----- Data provided
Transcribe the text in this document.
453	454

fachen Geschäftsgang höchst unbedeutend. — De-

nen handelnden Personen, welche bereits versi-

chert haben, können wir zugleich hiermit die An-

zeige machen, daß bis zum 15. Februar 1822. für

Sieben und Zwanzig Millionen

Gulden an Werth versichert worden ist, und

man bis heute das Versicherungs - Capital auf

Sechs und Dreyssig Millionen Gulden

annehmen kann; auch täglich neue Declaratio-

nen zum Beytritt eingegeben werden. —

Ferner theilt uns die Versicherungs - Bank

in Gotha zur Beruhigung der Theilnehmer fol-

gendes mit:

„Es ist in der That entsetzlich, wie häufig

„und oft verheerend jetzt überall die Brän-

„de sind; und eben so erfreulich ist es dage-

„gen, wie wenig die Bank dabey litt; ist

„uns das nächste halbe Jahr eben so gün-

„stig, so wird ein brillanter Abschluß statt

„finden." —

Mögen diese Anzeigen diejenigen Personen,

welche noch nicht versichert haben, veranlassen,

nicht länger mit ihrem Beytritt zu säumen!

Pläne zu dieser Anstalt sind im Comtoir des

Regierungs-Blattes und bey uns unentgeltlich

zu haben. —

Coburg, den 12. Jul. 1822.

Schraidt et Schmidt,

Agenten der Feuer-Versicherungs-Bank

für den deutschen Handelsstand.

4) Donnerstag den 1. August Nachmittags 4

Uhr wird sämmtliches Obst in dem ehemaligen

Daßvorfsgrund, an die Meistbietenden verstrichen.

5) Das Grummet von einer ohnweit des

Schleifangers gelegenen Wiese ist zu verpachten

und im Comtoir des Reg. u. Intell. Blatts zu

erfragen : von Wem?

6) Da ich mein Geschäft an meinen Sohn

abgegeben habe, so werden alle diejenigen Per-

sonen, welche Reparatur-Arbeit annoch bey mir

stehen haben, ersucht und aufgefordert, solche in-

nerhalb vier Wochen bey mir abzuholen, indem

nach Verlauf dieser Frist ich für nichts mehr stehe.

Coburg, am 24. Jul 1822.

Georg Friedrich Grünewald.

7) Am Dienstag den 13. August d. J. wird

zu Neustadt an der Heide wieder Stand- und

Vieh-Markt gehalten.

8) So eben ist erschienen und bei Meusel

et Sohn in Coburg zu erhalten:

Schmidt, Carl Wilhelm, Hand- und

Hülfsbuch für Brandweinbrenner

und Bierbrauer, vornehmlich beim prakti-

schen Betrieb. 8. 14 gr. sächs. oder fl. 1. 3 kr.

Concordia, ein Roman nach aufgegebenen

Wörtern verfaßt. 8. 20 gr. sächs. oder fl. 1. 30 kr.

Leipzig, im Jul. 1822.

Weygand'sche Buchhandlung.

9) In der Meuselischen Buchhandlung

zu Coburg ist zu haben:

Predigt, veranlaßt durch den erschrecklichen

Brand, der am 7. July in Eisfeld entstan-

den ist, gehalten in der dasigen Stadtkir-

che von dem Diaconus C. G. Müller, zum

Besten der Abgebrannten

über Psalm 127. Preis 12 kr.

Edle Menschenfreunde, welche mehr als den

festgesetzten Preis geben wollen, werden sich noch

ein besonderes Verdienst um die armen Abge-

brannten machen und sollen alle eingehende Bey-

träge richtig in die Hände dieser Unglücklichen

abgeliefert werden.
----------
- **Work to complete**
Where a line above contains the word "Sohn", copy that line.

- **Answer below**
6) Da ich mein Geschäft an meinen Sohn
et Sohn in Coburg zu erhalten:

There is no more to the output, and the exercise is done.